• Problems to work on:
a - Using the forum thread on limits of functions in measure space, decide whether each statement agrees with it: (i) the thread's opening post is dated May 24, 2010; (ii) right continuity may be taken to refer to increasing sequences; (iii) the attempt cites theorem 7.1 (3) to show that the function is non-decreasing. Answer yes or no for each and quote the deciding words.
b - In the forum thread on limits of functions in measure space, which part of which theorem does the attempt invoke for right continuity?
c - Resume the forum thread on limits of functions in measure space, starting right after its final sentence.

• Text excerpt:
___

# Limit of functions in measure space

1. May 24, 2010

### complexnumber

1. The problem statement, all variables and given/known data

Given a measure space $$(\mathbb{R}, \mathcal{B}(\mathbb{R}),\mu)$$ define a function $$F_\mu : \mathbb{R} \to \mathbb{R}$$ by $$F_\mu(x) := \mu( (-\infty,x] )$$. Prove
that $$F_\mu$$ is non-decreasing, right-continuous and satisfies
$$\displaystyle \lim_{x \to -\infty} F_\mu(x) = 0$$. (Right continuous
here may be taken to mean that $$\displaystyle \lim_{n \to \infty} F_\mu(x_n) = F_\mu(x)$$ for any decreasing sequence $$\{ x_n \}^\infty_{n=1} \subset \mathbb{R}$$ with limit $$\displaystyle \lim_{n \to \infty} x_n = x$$.)

2. Relevant equations

3. The attempt at a solution

$$\mathbb{F}_\mu$$ non-decreasing means for any $$x_1,x_2 \in X$$ such
that $$x_1 < x_2$$ we have $$\mathbb{F}_\mu(x_1) \leq \mathbb{F}_\mu(x_2)$$. Since $$(-\infty,x_1] \subset (-\infty,x_2]$$,
theorem 7.1 (3) says $$\mu((-\infty,x_1]) \leq \mu(-\infty,x_2])$$,
which is $$\mathbb{F}_\mu(x_1) \leq \mathbb{F}_\mu(x_2)$$.

For any decreasing sequence $$\{x_n \}^\infty_{n=1} \subset \mathbb{R}$$, $$x_1 > x_2 > \cdots > x_n > \cdots$$ and hence
$$(-\infty, x_1] \supset (-\infty, x_2] \supset \cdots (-\infty, x_n] \supset \cdots$$. Also $$\displaystyle (-\infty, x] = \bigcap^\infty_{n=1} (-\infty, x_n]$$. Hence according to theorem 7.1
(5) we have $$\mu((-\infty,x_n]) \xrightarrow[k]{\infty} \mu((-\infty,x])$$ which is $$\displaystyle \lim_{n \to \infty} F_\mu(x_n) = F_\mu(x)$$.

For any decreasing sequence $$\{x_n \}^\infty_{n=1} \subset \mathbb{R}$$ such that $$\displaystyle \lim_{n \to \infty} x_n = - \infty$$, $$\lim_{n \to \infty} F_\mu(x_n) = F_\mu(x) = \mu((-\infty,-\infty]) = 0$$.

___

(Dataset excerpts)
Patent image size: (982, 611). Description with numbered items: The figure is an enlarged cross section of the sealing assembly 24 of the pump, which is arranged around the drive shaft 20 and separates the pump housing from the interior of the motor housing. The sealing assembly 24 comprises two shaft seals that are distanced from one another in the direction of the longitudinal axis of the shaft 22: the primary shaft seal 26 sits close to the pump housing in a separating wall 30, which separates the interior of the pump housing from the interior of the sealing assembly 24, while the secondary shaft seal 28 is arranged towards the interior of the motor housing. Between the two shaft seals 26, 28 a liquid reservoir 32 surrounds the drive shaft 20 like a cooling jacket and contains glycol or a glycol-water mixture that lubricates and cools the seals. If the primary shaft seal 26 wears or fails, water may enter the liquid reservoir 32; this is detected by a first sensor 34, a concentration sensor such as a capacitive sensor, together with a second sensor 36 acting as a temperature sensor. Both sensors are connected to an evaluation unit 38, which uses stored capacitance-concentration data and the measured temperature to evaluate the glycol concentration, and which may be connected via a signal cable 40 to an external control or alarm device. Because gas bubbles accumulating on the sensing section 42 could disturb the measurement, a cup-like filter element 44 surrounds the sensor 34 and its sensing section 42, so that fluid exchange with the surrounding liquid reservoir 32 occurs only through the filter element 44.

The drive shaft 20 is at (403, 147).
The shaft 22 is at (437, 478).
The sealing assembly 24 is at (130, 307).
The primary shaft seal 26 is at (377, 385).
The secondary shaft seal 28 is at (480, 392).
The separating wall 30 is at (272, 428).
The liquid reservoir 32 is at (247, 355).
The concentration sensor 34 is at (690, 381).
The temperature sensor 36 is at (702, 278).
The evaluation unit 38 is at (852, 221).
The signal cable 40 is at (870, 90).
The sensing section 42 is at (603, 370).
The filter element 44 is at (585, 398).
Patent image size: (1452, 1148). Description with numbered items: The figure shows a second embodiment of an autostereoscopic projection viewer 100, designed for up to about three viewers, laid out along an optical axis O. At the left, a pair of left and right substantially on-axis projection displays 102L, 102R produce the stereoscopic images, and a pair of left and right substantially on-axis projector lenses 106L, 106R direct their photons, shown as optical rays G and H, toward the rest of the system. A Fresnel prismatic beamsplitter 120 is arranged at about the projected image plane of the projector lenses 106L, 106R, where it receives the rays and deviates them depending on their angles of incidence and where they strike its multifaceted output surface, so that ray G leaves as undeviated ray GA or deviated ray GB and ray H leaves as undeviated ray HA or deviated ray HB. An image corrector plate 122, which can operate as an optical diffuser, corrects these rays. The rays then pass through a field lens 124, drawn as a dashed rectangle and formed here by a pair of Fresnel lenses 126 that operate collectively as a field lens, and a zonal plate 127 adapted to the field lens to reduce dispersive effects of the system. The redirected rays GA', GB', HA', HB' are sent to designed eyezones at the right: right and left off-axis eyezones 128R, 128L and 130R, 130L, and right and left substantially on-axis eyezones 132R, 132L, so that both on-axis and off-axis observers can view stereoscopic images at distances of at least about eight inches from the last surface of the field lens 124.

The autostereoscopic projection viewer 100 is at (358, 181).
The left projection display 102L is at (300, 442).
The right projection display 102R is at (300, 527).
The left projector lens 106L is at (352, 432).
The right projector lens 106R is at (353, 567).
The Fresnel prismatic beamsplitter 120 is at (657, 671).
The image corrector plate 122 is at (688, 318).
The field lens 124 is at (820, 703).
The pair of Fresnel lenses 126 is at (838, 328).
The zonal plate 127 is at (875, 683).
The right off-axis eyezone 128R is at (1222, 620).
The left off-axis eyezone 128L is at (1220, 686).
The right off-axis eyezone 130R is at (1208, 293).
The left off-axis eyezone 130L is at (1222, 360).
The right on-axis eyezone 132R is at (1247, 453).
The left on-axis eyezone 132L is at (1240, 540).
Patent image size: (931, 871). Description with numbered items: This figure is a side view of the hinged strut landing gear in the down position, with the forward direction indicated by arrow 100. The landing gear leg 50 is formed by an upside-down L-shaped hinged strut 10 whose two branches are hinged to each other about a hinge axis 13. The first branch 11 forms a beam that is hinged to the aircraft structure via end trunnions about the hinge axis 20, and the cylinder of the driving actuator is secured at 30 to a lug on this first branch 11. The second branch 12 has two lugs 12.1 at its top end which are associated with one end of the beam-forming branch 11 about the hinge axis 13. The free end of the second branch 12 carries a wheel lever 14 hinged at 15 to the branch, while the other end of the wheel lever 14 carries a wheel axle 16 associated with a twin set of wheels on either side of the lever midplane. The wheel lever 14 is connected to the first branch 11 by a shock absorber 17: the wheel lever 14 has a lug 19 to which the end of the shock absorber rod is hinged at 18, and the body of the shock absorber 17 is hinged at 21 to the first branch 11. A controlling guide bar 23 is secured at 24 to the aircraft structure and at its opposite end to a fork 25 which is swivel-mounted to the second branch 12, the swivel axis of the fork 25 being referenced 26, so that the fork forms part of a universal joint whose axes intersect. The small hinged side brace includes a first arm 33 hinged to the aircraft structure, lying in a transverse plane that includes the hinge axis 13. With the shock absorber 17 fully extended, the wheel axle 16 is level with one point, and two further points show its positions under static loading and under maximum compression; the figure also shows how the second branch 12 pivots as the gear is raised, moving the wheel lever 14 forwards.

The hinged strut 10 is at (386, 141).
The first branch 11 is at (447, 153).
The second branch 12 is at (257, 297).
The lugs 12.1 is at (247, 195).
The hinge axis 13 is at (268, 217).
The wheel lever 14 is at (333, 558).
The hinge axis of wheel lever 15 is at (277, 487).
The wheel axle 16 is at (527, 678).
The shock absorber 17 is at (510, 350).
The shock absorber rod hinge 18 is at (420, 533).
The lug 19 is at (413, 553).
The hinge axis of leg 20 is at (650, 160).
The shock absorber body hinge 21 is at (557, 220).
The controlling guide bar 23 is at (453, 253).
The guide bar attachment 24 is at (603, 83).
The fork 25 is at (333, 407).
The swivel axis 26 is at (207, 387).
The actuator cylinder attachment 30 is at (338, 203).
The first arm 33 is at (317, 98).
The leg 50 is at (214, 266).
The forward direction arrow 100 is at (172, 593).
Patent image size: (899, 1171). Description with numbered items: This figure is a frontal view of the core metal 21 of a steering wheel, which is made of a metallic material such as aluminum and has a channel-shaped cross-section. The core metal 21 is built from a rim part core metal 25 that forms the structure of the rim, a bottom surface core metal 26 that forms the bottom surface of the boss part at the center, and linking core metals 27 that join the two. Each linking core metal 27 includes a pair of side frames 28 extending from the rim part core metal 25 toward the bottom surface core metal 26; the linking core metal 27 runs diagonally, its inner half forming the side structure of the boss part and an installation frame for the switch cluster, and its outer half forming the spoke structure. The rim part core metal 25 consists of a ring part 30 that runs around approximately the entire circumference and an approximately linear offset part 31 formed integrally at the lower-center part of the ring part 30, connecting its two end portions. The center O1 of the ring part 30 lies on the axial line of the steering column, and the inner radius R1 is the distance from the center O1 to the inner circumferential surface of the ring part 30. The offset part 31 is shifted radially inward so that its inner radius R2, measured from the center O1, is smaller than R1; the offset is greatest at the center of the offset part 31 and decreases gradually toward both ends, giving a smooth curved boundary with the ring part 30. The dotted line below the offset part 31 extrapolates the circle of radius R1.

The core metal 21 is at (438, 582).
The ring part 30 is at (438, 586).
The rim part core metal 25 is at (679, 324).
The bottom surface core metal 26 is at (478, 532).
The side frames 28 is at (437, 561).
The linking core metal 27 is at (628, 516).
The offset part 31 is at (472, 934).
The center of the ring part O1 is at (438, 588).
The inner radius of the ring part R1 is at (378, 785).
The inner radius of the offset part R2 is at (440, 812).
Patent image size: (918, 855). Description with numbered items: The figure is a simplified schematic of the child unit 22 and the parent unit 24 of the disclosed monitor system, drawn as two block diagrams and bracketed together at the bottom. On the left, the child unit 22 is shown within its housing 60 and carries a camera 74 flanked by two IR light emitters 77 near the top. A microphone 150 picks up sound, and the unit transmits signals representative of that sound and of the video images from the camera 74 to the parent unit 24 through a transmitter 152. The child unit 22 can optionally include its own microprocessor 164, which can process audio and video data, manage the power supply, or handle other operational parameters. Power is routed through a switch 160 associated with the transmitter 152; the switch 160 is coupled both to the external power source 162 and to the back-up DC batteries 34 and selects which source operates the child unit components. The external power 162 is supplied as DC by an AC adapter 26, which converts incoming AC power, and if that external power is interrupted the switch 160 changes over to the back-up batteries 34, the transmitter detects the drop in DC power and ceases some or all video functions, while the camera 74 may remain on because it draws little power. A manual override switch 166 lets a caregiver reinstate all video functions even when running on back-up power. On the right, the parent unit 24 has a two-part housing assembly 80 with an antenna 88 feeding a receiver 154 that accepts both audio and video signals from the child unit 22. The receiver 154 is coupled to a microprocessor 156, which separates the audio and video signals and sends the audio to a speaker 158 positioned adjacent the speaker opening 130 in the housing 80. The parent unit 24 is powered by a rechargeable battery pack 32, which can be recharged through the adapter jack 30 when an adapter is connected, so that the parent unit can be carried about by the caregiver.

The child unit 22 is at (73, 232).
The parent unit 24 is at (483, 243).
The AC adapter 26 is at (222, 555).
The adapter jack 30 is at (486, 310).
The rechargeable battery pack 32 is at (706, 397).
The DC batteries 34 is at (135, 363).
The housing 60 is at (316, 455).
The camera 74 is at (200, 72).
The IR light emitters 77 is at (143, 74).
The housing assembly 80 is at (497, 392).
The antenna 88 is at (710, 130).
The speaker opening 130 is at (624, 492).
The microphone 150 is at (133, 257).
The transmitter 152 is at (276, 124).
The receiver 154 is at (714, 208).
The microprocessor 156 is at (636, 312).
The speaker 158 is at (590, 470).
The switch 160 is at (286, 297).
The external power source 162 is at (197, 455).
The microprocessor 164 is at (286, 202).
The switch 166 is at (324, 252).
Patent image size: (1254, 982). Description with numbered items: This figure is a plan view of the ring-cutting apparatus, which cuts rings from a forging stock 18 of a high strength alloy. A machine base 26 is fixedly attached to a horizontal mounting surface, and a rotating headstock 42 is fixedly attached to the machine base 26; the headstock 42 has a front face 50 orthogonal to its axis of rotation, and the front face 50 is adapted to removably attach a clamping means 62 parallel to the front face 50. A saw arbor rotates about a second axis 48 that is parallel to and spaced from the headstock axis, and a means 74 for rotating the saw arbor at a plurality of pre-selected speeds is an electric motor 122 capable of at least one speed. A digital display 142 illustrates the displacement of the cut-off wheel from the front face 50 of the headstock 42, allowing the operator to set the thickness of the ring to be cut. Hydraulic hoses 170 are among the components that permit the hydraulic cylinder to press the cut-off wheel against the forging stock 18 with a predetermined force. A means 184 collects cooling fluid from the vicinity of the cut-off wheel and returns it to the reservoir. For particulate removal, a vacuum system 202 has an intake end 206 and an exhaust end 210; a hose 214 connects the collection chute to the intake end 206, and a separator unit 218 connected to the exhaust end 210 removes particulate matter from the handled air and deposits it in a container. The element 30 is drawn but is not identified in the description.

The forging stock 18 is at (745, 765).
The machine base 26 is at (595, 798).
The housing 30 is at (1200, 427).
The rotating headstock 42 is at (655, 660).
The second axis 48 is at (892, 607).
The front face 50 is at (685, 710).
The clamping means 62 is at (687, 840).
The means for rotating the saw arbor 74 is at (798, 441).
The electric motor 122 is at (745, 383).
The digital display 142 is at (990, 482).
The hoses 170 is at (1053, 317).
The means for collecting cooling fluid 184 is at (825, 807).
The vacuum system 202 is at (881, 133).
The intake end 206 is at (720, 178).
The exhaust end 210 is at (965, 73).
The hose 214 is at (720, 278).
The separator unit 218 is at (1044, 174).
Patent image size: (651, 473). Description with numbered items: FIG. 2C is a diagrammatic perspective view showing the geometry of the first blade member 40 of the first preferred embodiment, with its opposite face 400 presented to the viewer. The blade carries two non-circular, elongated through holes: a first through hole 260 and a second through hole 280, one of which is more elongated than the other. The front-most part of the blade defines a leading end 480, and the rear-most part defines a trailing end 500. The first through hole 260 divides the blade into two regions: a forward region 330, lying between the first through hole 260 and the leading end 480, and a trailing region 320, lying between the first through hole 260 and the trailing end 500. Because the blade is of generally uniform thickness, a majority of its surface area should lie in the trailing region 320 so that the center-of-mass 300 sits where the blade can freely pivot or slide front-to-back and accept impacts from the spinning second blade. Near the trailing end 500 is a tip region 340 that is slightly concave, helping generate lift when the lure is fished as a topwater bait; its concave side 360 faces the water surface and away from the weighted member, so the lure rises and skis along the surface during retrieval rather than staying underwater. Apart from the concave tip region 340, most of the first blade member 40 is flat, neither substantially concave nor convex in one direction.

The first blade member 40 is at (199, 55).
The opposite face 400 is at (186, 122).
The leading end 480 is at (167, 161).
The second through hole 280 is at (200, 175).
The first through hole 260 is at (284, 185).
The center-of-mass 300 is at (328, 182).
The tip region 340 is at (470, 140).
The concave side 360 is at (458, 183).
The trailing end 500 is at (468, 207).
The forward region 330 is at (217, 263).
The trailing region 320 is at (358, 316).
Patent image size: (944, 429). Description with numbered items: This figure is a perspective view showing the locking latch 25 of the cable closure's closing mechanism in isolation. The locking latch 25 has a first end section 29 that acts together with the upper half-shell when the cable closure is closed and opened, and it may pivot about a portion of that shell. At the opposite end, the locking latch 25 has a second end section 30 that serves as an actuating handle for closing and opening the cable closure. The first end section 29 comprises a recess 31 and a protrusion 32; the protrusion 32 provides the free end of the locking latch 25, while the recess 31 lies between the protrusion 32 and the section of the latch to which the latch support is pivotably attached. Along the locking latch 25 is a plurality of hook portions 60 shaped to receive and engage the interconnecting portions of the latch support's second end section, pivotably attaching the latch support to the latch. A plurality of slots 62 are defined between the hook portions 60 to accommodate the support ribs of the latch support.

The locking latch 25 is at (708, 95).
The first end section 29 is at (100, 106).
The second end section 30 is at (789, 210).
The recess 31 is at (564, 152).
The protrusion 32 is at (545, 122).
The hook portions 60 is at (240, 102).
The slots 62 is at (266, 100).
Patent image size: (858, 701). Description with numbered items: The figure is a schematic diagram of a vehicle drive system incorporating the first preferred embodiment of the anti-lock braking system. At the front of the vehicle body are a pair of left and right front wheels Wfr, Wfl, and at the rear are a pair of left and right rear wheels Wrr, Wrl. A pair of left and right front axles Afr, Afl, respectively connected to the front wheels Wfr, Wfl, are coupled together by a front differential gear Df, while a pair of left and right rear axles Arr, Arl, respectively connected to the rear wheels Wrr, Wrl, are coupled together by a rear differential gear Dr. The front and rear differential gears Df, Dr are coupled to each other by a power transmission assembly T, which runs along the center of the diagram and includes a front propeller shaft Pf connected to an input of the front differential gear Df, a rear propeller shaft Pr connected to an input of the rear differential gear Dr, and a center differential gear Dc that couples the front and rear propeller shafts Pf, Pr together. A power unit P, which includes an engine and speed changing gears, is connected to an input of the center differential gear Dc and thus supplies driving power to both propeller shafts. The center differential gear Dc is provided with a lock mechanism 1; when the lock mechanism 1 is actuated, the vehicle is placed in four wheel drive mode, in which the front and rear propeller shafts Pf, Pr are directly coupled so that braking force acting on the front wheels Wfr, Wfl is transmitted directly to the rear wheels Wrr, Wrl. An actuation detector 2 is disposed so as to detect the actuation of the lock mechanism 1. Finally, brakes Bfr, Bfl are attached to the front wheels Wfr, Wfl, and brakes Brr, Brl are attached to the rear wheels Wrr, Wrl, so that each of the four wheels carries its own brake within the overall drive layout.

___

• Answer set:
a - (i) Yes: "May 24, 2010". (ii) No: "for any decreasing sequence". (iii) Yes: "theorem 7.1 (3) says".

b - Theorem 7.1 (5).

c -
Are these correct answers? They don't even look like proofs, especially the third one. What should the proofs be like?

2. May 25, 2010

### Office_Shredder

Staff Emeritus
F is a function on the real numbers, so taking $$F_{\mu} (- \infty)$$ doesn't make any sense

3. May 25, 2010

### complexnumber

I think the question must be assuming we are using the extended real line. In my lecture notes the $$\infty$$ measure is allowed. Is my answers correct assuming extended real line?

4. May 26, 2010

### Office_Shredder

Staff Emeritus
While the measure might give values on the extended real line, the interval $$(-\infty, -\infty]$$ doesn't make any sense because on the one hand it doesn't contain $$- \infty$$, but on the other hand it does.

You should have a standard definition for what the limit of a function is as the value goes to plus or minus infinity involving the function getting arbitrarily close to the limit value as the input grows in magnitude (with positive or negative values)